▶ _Set problem_
Transcribe each of the records below exactly, excluding all pictures.

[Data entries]
[BEGIN]
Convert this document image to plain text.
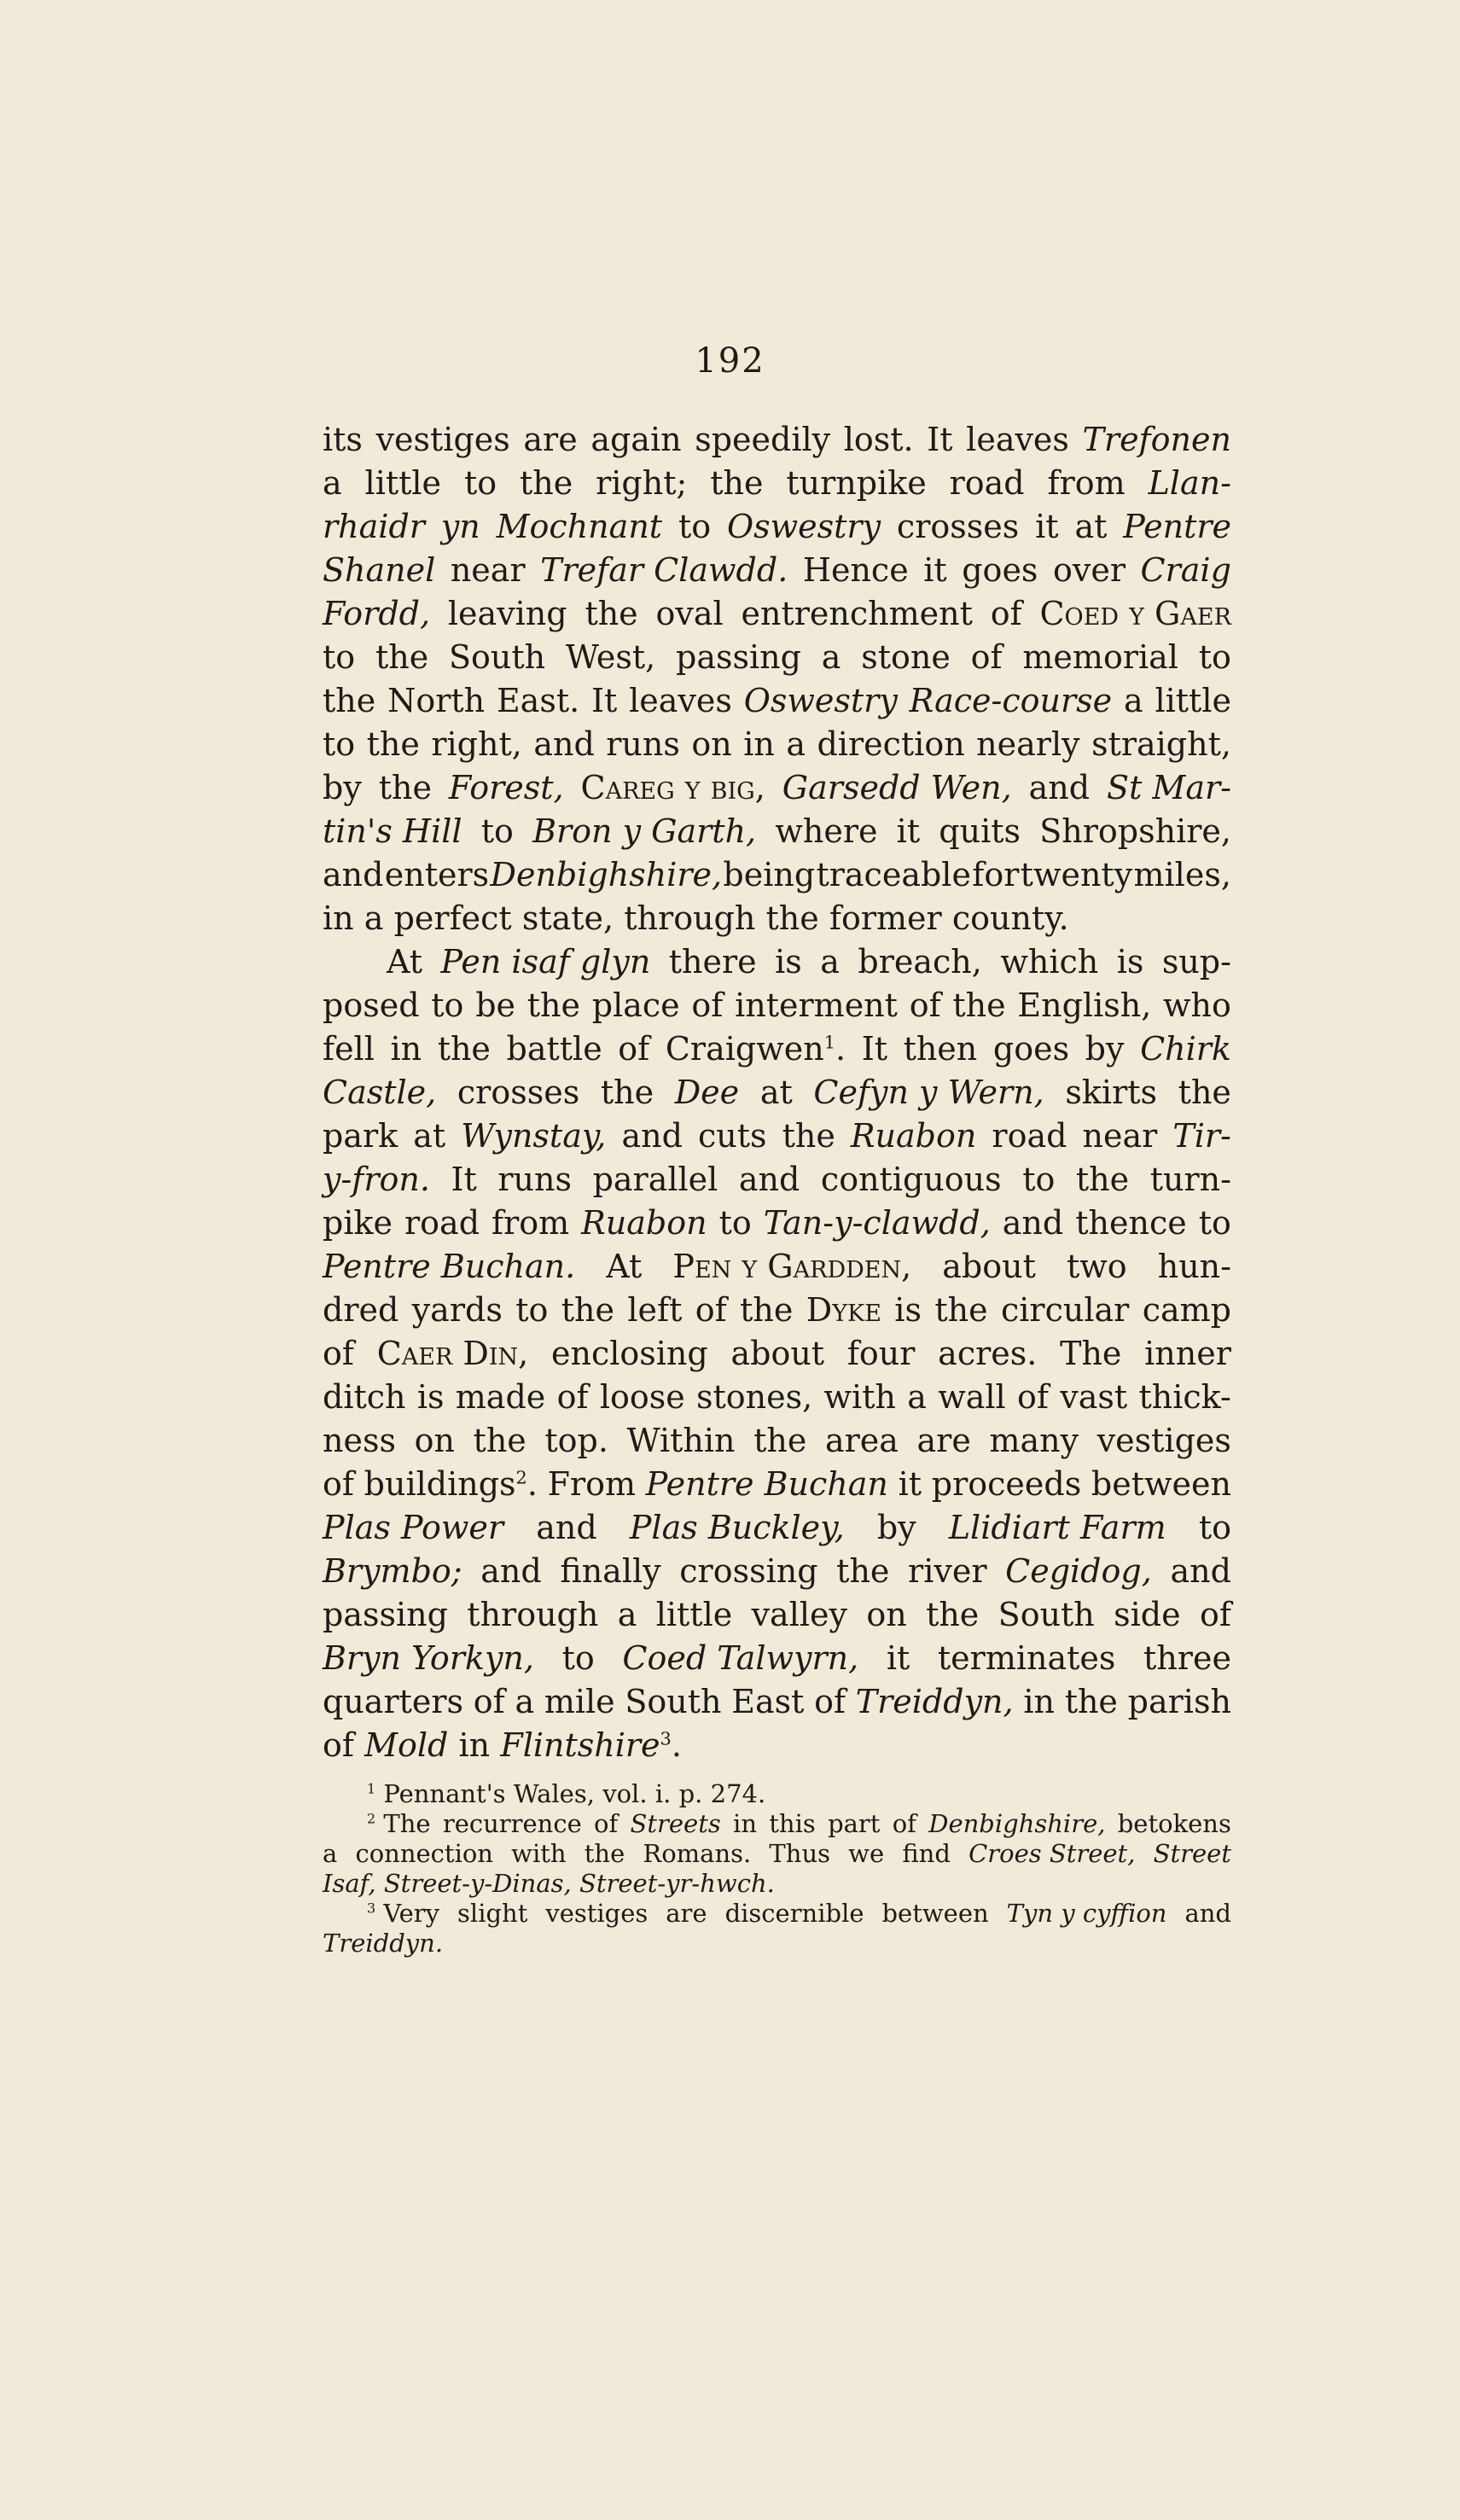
192
its vestiges are again speedily lost. It leaves Trefonen
a little to the right; the turnpike road from Llan-
rhaidr yn Mochnant to Oswestry crosses it at Pentre
Shanel near Trefar Clawdd. Hence it goes over Craig
Fordd, leaving the oval entrenchment of Coed y Gaer
to the South West, passing a stone of memorial to
the North East. It leaves Oswestry Race-course a little
to the right, and runs on in a direction nearly straight,
by the Forest, Careg y big, Garsedd Wen, and St Mar-
tin's Hill to Bron y Garth, where it quits Shropshire,
and enters Denbighshire, being traceable for twenty miles,
in a perfect state, through the former county.
At Pen isaf glyn there is a breach, which is sup-
posed to be the place of interment of the English, who
fell in the battle of Craigwen$^1$. It then goes by Chirk
Castle, crosses the Dee at Cefyn y Wern, skirts the
park at Wynstay, and cuts the Ruabon road near Tir-
y-fron. It runs parallel and contiguous to the turn-
pike road from Ruabon to Tan-y-clawdd, and thence to
Pentre Buchan. At Pen y Gardden, about two hun-
dred yards to the left of the Dyke is the circular camp
of Caer Din, enclosing about four acres. The inner
ditch is made of loose stones, with a wall of vast thick-
ness on the top. Within the area are many vestiges
of buildings$^2$. From Pentre Buchan it proceeds between
Plas Power and Plas Buckley, by Llidiart Farm to
Brymbo; and finally crossing the river Cegidog, and
passing through a little valley on the South side of
Bryn Yorkyn, to Coed Talwyrn, it terminates three
quarters of a mile South East of Treiddyn, in the parish
of Mold in Flintshire$^3$.
$^1$ Pennant's Wales, vol. i. p. 274.
$^2$ The recurrence of Streets in this part of Denbighshire, betokens
a connection with the Romans. Thus we find Croes Street, Street
Isaf, Street-y-Dinas, Street-yr-hwch.
$^3$ Very slight vestiges are discernible between Tyn y cyffion and
Treiddyn.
[END]
▶ _Written solution_
Convert this document image to plain text.
192
its vestiges are again speedily lost. It leaves Trefonen
a little to the right; the turnpike road from Llan-
rhaidr yn Mochnant to Oswestry crosses it at Pentre
Shanel near Trefar Clawdd. Hence it goes over Craig
Fordd, leaving the oval entrenchment of Coed y Gaer
to the South West, passing a stone of memorial to
the North East. It leaves Oswestry Race-course a little
to the right, and runs on in a direction nearly straight,
by the Forest, Careg y big, Garsedd Wen, and St Mar-
tin's Hill to Bron y Garth, where it quits Shropshire,
and enters Denbighshire, being traceable for twenty miles,
in a perfect state, through the former county.
At Pen isaf glyn there is a breach, which is sup-
posed to be the place of interment of the English, who
fell in the battle of Craigwen$^1$. It then goes by Chirk
Castle, crosses the Dee at Cefyn y Wern, skirts the
park at Wynstay, and cuts the Ruabon road near Tir-
y-fron. It runs parallel and contiguous to the turn-
pike road from Ruabon to Tan-y-clawdd, and thence to
Pentre Buchan. At Pen y Gardden, about two hun-
dred yards to the left of the Dyke is the circular camp
of Caer Din, enclosing about four acres. The inner
ditch is made of loose stones, with a wall of vast thick-
ness on the top. Within the area are many vestiges
of buildings$^2$. From Pentre Buchan it proceeds between
Plas Power and Plas Buckley, by Llidiart Farm to
Brymbo; and finally crossing the river Cegidog, and
passing through a little valley on the South side of
Bryn Yorkyn, to Coed Talwyrn, it terminates three
quarters of a mile South East of Treiddyn, in the parish
of Mold in Flintshire$^3$.
$^1$ Pennant's Wales, vol. i. p. 274.
$^2$ The recurrence of Streets in this part of Denbighshire, betokens
a connection with the Romans. Thus we find Croes Street, Street
Isaf, Street-y-Dinas, Street-yr-hwch.
$^3$ Very slight vestiges are discernible between Tyn y cyffion and
Treiddyn.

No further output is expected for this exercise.